#### AIM OF THE EXERCISE:
Search the records below for the word "screenshot" and show every line where it occurs.

====================

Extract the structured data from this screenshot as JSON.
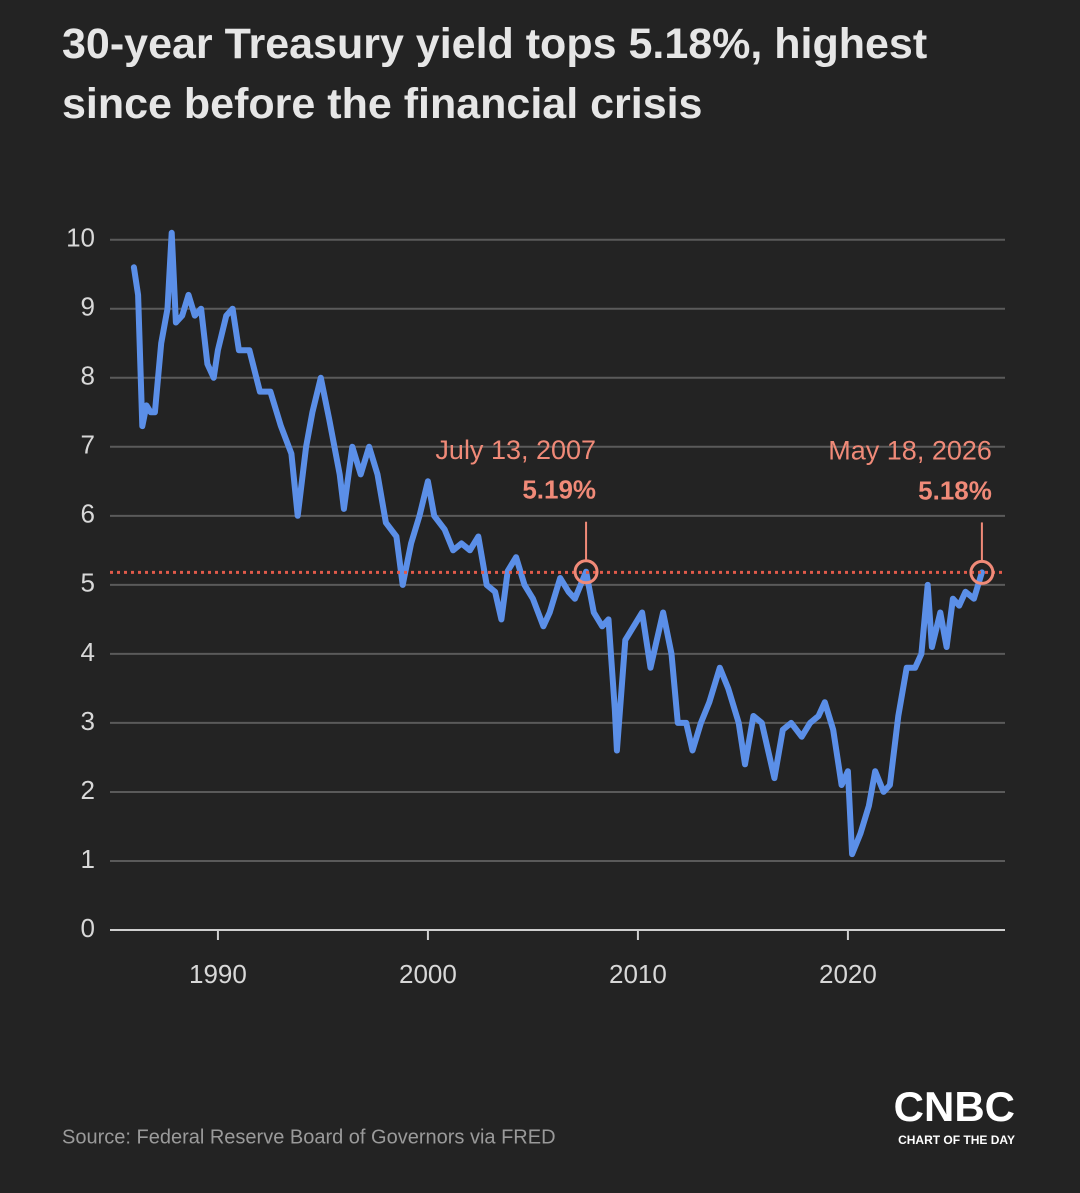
{
  "chart_data": {
    "type": "line",
    "title": "30-year Treasury yield tops 5.18%, highest since before the financial crisis",
    "source": "Source: Federal Reserve Board of Governors via FRED",
    "brand": "CNBC",
    "brand_sub": "CHART OF THE DAY",
    "color": "#5b8fe8",
    "grid": true,
    "xlim": [
      1984.86,
      2027.48
    ],
    "xticks": [
      1990,
      2000,
      2010,
      2020
    ],
    "ylim": [
      0,
      10.3
    ],
    "yticks": [
      0,
      1,
      2,
      3,
      4,
      5,
      6,
      7,
      8,
      9,
      10
    ],
    "x": [
      1986.0,
      1986.2,
      1986.4,
      1986.6,
      1986.8,
      1987.0,
      1987.3,
      1987.6,
      1987.8,
      1988.0,
      1988.3,
      1988.6,
      1988.9,
      1989.2,
      1989.5,
      1989.8,
      1990.0,
      1990.4,
      1990.7,
      1991.0,
      1991.5,
      1992.0,
      1992.5,
      1993.0,
      1993.5,
      1993.8,
      1994.2,
      1994.5,
      1994.9,
      1995.3,
      1995.8,
      1996.0,
      1996.4,
      1996.8,
      1997.2,
      1997.6,
      1998.0,
      1998.5,
      1998.8,
      1999.2,
      1999.6,
      2000.0,
      2000.3,
      2000.8,
      2001.2,
      2001.6,
      2002.0,
      2002.4,
      2002.8,
      2003.2,
      2003.5,
      2003.8,
      2004.2,
      2004.6,
      2005.0,
      2005.5,
      2005.8,
      2006.3,
      2006.7,
      2007.0,
      2007.53,
      2007.9,
      2008.3,
      2008.6,
      2008.9,
      2009.0,
      2009.4,
      2009.8,
      2010.2,
      2010.6,
      2010.9,
      2011.2,
      2011.6,
      2011.9,
      2012.3,
      2012.6,
      2013.0,
      2013.4,
      2013.9,
      2014.3,
      2014.8,
      2015.1,
      2015.5,
      2015.9,
      2016.5,
      2016.9,
      2017.3,
      2017.8,
      2018.2,
      2018.6,
      2018.9,
      2019.3,
      2019.7,
      2020.0,
      2020.2,
      2020.6,
      2021.0,
      2021.3,
      2021.7,
      2022.0,
      2022.4,
      2022.8,
      2023.2,
      2023.5,
      2023.8,
      2024.0,
      2024.4,
      2024.7,
      2025.0,
      2025.3,
      2025.6,
      2026.0,
      2026.38
    ],
    "values": [
      9.6,
      9.2,
      7.3,
      7.6,
      7.5,
      7.5,
      8.5,
      9.0,
      10.1,
      8.8,
      8.9,
      9.2,
      8.9,
      9.0,
      8.2,
      8.0,
      8.4,
      8.9,
      9.0,
      8.4,
      8.4,
      7.8,
      7.8,
      7.3,
      6.9,
      6.0,
      7.0,
      7.5,
      8.0,
      7.4,
      6.6,
      6.1,
      7.0,
      6.6,
      7.0,
      6.6,
      5.9,
      5.7,
      5.0,
      5.6,
      6.0,
      6.5,
      6.0,
      5.8,
      5.5,
      5.6,
      5.5,
      5.7,
      5.0,
      4.9,
      4.5,
      5.2,
      5.4,
      5.0,
      4.8,
      4.4,
      4.6,
      5.1,
      4.9,
      4.8,
      5.19,
      4.6,
      4.4,
      4.5,
      3.2,
      2.6,
      4.2,
      4.4,
      4.6,
      3.8,
      4.2,
      4.6,
      4.0,
      3.0,
      3.0,
      2.6,
      3.0,
      3.3,
      3.8,
      3.5,
      3.0,
      2.4,
      3.1,
      3.0,
      2.2,
      2.9,
      3.0,
      2.8,
      3.0,
      3.1,
      3.3,
      2.9,
      2.1,
      2.3,
      1.1,
      1.4,
      1.8,
      2.3,
      2.0,
      2.1,
      3.1,
      3.8,
      3.8,
      4.0,
      5.0,
      4.1,
      4.6,
      4.1,
      4.8,
      4.7,
      4.9,
      4.8,
      5.18
    ],
    "annotations": [
      {
        "x": 2007.53,
        "value": 5.19,
        "date_label": "July 13, 2007",
        "value_label": "5.19%"
      },
      {
        "x": 2026.38,
        "value": 5.18,
        "date_label": "May 18, 2026",
        "value_label": "5.18%"
      }
    ],
    "annotation_color": "#f08a78"
  }
}
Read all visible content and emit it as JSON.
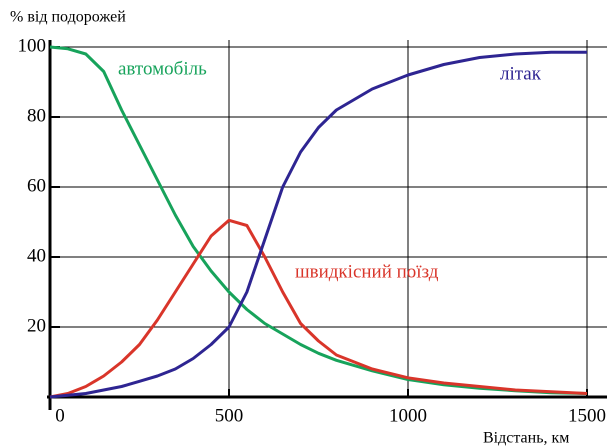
{
  "chart_data": {
    "type": "line",
    "ylabel": "% від подорожей",
    "xlabel": "Відстань, км",
    "x": [
      0,
      50,
      100,
      150,
      200,
      250,
      300,
      350,
      400,
      450,
      500,
      550,
      600,
      650,
      700,
      750,
      800,
      900,
      1000,
      1100,
      1200,
      1300,
      1400,
      1500
    ],
    "series": [
      {
        "name": "автомобіль",
        "color": "#17a35b",
        "values": [
          100,
          99.5,
          98,
          93,
          82,
          72,
          62,
          52,
          43,
          36,
          30,
          25,
          21,
          18,
          15,
          12.5,
          10.5,
          7.5,
          5,
          3.5,
          2.5,
          1.8,
          1.2,
          1
        ]
      },
      {
        "name": "швидкісний поїзд",
        "color": "#d9352a",
        "values": [
          0,
          1,
          3,
          6,
          10,
          15,
          22,
          30,
          38,
          46,
          50.5,
          49,
          40,
          30,
          21,
          16,
          12,
          8,
          5.5,
          4,
          3,
          2,
          1.5,
          1
        ]
      },
      {
        "name": "літак",
        "color": "#2e2592",
        "values": [
          0,
          0.5,
          1,
          2,
          3,
          4.5,
          6,
          8,
          11,
          15,
          20,
          30,
          45,
          60,
          70,
          77,
          82,
          88,
          92,
          95,
          97,
          98,
          98.5,
          98.5
        ]
      }
    ],
    "xlim": [
      0,
      1500
    ],
    "ylim": [
      0,
      100
    ],
    "xticks": [
      0,
      500,
      1000,
      1500
    ],
    "yticks": [
      20,
      40,
      60,
      80,
      100
    ],
    "grid": true
  }
}
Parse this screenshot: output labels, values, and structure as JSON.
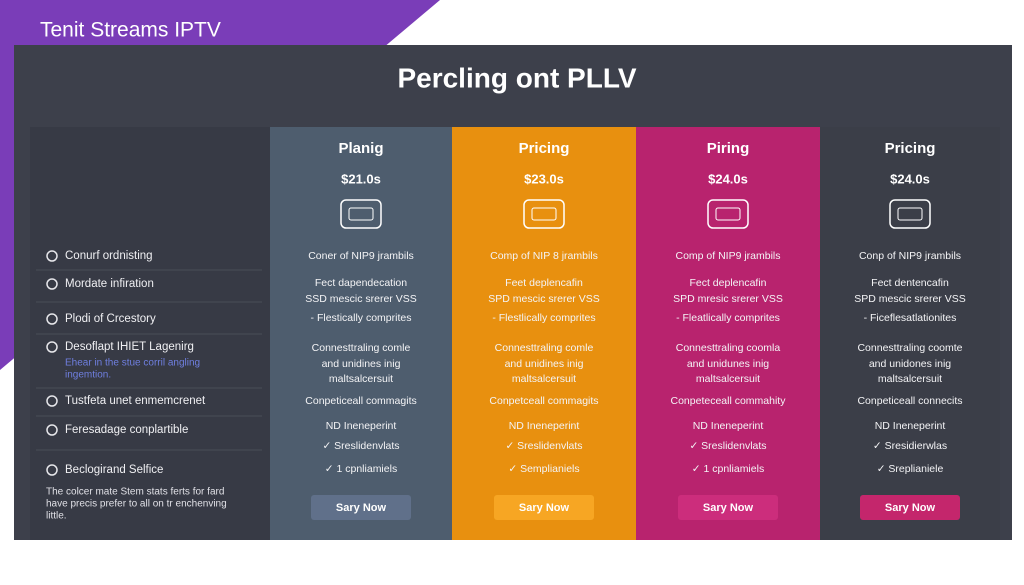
{
  "brand": "Tenit Streams IPTV",
  "title": "Percling ont PLLV",
  "features": [
    {
      "label": "Conurf ordnisting"
    },
    {
      "label": "Mordate infiration"
    },
    {
      "label": "Plodi of Crcestory"
    },
    {
      "label": "Desoflapt IHIET Lagenirg",
      "note": [
        "Ehear in the stue corril angling",
        "ingemtion."
      ]
    },
    {
      "label": "Tustfeta unet enmemcrenet"
    },
    {
      "label": "Feresadage conplartible"
    },
    {
      "label": "Beclogirand Selfice",
      "note": [
        "The colcer mate Stem stats ferts for fard",
        "have precis prefer to all on tr enchenving",
        "little."
      ]
    }
  ],
  "plans": [
    {
      "name": "Planig",
      "price": "$21.0s",
      "lines": [
        "Coner of NIP9 jrambils",
        "Fect dapendecation",
        "SSD mescic srerer VSS",
        "- Flestically comprites",
        "Connesttraling comle",
        "and unidines inig",
        "maltsalcersuit",
        "Conpeticeall commagits",
        "ND Ineneperint",
        "✓ Sreslidenvlats",
        "✓ 1 cpnliamiels"
      ],
      "button": "Sary Now"
    },
    {
      "name": "Pricing",
      "price": "$23.0s",
      "lines": [
        "Comp of NIP 8 jrambils",
        "Feet deplencafin",
        "SPD mescic srerer VSS",
        "- Flestlically comprites",
        "Connesttraling comle",
        "and unidines inig",
        "maltsalcersuit",
        "Conpetceall commagits",
        "ND Ineneperint",
        "✓ Sreslidenvlats",
        "✓ Semplianiels"
      ],
      "button": "Sary Now"
    },
    {
      "name": "Piring",
      "price": "$24.0s",
      "lines": [
        "Comp of NIP9 jrambils",
        "Fect deplencafin",
        "SPD mresic srerer VSS",
        "- Fleatlically comprites",
        "Connesttraling coomla",
        "and unidunes inig",
        "maltsalcersuit",
        "Conpeteceall commahity",
        "ND Ineneperint",
        "✓ Sreslidenvlats",
        "✓ 1 cpnliamiels"
      ],
      "button": "Sary Now"
    },
    {
      "name": "Pricing",
      "price": "$24.0s",
      "lines": [
        "Conp of NIP9 jrambils",
        "Fect dentencafin",
        "SPD mescic srerer VSS",
        "- Ficeflesatlationites",
        "Connesttraling coomte",
        "and unidones inig",
        "maltsalcersuit",
        "Conpeticeall connecits",
        "ND Ineneperint",
        "✓ Sresidierwlas",
        "✓ Sreplianiele"
      ],
      "button": "Sary Now"
    }
  ]
}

====================

#### COMPLETE RESPONSE:
Extract the structured data from this screenshot as JSON.
Parse this screenshot: output labels, values, and structure as JSON.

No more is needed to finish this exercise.